▶ **Material to process**:
· · · · ·
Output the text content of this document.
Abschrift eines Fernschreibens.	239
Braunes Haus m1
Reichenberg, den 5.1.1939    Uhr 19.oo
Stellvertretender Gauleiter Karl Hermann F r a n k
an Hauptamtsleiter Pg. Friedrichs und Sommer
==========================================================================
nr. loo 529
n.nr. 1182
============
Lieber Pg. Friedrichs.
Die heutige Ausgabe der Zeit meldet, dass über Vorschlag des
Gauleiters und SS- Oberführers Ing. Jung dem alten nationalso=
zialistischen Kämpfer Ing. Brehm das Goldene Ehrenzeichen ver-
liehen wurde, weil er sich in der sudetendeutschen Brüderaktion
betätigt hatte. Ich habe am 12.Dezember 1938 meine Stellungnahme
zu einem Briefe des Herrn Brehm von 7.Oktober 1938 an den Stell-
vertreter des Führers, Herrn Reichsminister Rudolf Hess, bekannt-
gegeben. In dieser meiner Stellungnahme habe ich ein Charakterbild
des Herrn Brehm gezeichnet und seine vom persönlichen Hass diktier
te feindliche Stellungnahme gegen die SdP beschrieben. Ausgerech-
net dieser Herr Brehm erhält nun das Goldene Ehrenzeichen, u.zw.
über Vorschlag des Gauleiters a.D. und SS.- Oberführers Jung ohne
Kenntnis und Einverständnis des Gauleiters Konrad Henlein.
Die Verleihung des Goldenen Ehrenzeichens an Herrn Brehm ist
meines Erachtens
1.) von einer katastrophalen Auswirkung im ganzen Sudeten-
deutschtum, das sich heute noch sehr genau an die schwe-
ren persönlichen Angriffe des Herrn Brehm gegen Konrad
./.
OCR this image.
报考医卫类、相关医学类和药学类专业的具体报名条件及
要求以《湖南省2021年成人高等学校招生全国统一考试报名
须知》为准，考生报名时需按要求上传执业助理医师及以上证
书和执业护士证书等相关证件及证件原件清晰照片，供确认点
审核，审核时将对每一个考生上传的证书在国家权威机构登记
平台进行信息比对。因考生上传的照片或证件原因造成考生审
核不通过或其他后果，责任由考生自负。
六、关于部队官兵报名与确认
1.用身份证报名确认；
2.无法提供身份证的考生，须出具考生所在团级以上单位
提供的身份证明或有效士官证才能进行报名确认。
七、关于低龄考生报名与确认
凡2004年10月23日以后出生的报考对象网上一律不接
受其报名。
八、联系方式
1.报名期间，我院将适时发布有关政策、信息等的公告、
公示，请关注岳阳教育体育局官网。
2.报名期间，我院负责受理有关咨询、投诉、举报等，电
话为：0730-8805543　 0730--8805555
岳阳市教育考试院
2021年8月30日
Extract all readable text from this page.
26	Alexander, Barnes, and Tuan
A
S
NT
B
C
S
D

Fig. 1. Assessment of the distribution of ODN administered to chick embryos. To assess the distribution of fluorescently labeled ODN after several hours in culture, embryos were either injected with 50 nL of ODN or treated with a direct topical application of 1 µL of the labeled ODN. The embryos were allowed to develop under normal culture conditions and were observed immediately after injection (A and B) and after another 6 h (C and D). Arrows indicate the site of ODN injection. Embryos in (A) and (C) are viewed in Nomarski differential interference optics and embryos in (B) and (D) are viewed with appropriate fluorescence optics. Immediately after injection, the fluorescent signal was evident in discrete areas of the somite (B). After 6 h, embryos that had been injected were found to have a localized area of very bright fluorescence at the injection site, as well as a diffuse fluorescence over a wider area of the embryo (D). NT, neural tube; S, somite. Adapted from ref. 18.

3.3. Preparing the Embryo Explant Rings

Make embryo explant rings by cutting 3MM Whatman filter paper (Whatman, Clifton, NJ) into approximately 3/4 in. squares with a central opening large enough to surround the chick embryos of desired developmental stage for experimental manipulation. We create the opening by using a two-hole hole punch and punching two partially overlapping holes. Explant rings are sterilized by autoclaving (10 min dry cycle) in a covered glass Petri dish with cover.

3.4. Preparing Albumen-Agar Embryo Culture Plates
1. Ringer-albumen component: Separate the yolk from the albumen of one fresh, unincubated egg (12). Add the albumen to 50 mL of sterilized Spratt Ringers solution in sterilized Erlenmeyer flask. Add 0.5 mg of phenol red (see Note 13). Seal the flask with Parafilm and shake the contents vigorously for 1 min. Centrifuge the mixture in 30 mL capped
· · · · ·
▶ **Goal**: Provide the number of lines in the entries that include "Herrn", and no other text.

▶ **Solution to this problem**: 5